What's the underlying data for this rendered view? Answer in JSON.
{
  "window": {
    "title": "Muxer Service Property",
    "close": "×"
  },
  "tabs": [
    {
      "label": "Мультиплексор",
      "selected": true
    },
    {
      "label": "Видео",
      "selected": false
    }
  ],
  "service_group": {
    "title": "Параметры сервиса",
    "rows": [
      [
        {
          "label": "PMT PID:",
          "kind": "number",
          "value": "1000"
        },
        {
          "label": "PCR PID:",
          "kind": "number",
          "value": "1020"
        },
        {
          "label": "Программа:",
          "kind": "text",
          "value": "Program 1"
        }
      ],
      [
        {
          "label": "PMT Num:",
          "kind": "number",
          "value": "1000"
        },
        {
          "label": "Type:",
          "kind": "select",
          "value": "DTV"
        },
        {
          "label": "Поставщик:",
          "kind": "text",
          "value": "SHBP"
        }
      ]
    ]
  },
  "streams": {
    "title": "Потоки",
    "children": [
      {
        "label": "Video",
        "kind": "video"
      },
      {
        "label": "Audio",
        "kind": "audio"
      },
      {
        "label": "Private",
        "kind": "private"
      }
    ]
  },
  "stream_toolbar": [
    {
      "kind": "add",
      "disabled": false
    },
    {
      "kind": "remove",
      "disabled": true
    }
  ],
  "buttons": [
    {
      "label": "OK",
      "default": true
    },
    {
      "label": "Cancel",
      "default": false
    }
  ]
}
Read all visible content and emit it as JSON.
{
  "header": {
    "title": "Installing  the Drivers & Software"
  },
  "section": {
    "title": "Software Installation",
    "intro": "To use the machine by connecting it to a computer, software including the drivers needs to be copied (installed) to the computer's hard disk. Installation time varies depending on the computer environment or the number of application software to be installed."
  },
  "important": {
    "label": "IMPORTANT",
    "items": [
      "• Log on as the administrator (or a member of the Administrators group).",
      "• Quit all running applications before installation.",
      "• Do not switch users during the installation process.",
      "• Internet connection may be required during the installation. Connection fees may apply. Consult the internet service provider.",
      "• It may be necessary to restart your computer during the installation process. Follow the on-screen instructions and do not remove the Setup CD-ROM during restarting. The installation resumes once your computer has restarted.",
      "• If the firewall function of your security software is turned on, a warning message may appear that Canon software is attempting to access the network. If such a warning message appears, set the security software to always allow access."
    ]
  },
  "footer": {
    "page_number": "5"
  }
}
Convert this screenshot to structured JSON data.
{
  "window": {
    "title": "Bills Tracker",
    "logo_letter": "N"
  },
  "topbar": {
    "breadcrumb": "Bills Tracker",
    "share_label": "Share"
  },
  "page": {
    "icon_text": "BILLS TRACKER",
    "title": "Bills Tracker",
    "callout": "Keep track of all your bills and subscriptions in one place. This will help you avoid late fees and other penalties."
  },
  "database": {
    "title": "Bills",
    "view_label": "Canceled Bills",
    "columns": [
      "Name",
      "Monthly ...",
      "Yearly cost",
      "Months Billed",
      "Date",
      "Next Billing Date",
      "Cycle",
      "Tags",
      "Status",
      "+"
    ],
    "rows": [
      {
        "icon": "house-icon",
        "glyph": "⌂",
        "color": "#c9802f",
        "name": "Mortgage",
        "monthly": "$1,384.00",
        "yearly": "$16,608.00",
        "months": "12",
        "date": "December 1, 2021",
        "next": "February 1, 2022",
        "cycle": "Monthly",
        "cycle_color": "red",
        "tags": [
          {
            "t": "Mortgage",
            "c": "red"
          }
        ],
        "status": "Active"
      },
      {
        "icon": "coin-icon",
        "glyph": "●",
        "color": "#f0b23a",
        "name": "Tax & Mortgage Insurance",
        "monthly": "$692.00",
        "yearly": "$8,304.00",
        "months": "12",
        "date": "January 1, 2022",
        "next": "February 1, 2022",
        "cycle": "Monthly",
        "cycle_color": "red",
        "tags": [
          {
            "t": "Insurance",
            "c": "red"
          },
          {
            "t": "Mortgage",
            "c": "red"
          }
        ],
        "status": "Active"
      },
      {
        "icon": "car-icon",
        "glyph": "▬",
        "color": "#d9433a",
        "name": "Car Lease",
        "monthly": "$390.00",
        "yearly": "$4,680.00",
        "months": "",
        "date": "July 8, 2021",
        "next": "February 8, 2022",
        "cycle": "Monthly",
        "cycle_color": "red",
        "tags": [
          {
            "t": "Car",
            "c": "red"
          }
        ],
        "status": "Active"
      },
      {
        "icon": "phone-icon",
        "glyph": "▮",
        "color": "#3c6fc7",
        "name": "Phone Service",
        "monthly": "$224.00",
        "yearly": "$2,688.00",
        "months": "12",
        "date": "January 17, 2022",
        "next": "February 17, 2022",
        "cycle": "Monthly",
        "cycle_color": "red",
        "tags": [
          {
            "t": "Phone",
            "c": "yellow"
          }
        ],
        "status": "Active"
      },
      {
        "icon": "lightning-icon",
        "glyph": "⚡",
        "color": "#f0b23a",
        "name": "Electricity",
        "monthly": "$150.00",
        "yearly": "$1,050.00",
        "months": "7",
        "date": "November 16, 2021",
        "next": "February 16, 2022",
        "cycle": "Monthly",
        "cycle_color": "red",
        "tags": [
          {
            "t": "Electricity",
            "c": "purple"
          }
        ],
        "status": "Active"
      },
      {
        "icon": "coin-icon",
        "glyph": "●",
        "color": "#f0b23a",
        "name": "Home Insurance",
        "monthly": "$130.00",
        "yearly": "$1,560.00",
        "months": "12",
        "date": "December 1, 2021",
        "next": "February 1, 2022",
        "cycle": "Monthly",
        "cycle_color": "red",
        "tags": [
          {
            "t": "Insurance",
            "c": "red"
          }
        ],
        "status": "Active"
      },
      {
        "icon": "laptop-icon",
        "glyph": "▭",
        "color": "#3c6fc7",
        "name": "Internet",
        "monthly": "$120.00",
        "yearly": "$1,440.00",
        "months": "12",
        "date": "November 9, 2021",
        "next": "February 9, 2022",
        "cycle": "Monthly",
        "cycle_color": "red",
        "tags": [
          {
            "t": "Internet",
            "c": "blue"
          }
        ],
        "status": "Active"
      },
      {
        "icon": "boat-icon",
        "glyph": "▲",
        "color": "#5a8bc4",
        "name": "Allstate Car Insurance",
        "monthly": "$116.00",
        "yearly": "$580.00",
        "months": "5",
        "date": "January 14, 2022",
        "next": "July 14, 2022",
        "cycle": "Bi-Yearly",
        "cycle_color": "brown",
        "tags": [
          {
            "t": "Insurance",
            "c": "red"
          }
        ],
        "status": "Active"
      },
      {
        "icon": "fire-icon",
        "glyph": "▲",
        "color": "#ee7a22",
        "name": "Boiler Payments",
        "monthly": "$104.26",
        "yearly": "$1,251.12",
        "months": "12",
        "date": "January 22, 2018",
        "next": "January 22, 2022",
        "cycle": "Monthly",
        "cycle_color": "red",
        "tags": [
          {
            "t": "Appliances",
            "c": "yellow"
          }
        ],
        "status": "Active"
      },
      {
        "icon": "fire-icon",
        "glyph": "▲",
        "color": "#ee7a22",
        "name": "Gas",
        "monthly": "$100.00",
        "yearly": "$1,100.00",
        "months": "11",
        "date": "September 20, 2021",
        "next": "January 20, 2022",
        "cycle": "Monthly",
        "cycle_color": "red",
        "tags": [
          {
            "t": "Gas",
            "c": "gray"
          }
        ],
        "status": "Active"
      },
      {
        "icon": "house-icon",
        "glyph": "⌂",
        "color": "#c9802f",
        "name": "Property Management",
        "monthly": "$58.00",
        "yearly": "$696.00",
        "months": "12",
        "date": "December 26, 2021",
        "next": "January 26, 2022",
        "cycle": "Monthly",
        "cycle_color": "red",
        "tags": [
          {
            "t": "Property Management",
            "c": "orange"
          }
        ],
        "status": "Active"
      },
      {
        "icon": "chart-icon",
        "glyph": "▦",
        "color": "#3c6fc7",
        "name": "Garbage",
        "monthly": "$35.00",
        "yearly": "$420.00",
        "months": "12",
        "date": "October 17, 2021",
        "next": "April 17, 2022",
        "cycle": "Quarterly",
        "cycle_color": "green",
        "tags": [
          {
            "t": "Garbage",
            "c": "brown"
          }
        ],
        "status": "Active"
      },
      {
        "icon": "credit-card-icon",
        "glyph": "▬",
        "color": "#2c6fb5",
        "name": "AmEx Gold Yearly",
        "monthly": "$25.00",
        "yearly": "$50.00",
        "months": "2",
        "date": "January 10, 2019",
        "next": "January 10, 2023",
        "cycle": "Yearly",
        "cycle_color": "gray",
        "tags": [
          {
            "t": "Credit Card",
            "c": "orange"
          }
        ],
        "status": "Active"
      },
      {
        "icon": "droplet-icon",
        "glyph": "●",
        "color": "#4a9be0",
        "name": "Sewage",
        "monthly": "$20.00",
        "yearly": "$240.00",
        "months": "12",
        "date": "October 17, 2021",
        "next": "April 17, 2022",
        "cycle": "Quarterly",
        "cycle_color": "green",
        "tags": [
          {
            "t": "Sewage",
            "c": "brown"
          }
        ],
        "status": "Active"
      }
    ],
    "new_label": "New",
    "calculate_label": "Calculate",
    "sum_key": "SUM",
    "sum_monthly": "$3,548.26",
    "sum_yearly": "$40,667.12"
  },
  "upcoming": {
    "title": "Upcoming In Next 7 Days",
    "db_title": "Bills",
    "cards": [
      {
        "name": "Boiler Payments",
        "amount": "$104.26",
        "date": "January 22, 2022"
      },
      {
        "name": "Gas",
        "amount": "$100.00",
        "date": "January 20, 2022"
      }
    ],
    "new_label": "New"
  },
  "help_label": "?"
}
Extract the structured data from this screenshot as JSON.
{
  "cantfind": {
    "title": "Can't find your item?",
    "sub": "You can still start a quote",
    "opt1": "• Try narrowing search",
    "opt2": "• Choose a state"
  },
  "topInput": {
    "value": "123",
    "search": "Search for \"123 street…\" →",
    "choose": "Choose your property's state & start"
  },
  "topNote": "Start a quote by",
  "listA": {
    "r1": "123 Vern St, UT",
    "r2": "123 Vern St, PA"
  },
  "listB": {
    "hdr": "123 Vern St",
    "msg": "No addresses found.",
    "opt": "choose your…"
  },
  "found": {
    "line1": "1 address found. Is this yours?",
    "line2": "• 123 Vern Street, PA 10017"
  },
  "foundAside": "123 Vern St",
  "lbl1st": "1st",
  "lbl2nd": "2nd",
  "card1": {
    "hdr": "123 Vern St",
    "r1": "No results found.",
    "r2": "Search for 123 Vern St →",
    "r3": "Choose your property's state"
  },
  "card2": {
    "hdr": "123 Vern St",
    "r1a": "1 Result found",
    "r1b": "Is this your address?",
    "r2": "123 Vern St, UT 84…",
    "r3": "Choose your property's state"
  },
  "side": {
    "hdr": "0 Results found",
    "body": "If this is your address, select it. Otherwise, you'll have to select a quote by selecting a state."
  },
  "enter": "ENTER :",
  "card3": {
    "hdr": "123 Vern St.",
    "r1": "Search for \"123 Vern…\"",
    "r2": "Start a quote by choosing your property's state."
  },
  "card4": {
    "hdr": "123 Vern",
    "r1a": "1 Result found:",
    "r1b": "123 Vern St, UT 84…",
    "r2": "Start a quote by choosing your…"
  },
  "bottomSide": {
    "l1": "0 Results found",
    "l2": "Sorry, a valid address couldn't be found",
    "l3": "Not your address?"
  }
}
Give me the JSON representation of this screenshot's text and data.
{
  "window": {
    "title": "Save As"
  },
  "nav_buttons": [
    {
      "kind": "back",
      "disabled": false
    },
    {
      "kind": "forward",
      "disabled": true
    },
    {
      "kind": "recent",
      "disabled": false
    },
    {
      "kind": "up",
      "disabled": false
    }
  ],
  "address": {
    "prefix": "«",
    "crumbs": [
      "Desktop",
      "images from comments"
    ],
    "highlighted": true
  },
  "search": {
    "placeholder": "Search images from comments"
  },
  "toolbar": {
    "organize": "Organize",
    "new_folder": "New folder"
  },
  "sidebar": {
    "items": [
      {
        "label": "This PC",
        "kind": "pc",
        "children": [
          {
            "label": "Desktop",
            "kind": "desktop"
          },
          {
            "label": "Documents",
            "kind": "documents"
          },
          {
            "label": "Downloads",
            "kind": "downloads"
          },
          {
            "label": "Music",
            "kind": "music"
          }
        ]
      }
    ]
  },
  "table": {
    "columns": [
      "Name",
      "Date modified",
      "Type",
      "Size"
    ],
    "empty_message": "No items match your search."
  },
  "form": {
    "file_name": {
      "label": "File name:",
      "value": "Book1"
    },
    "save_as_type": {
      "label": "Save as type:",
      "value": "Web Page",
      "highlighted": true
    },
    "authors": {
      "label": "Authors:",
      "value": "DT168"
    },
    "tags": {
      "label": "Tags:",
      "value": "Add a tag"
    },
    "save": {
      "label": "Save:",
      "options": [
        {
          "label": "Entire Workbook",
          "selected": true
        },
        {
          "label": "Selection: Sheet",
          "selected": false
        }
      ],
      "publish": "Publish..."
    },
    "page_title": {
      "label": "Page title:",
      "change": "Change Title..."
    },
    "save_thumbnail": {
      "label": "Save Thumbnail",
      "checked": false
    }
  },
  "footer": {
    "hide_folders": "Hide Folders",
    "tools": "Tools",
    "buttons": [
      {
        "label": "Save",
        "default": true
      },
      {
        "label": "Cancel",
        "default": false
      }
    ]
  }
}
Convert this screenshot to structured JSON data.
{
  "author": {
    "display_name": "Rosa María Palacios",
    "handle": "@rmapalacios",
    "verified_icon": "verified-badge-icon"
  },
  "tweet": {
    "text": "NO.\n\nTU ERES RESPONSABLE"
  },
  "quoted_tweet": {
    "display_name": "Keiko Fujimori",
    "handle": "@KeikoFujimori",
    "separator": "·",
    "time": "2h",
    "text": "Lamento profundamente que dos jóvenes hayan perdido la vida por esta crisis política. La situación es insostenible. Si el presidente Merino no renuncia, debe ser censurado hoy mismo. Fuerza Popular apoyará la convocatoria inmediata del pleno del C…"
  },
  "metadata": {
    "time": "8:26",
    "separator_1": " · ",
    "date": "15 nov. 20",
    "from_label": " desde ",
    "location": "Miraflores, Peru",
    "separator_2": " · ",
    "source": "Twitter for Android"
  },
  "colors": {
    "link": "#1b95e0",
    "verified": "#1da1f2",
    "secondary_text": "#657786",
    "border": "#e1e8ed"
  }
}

Goal of the exercise:
Pick out and copy the lines of the entries that hold the string "true".

Response to this exercise:
      "selected": true
      "disabled": true
      "default": true
      "disabled": true
    "highlighted": true
      "highlighted": true
          "selected": true
        "default": true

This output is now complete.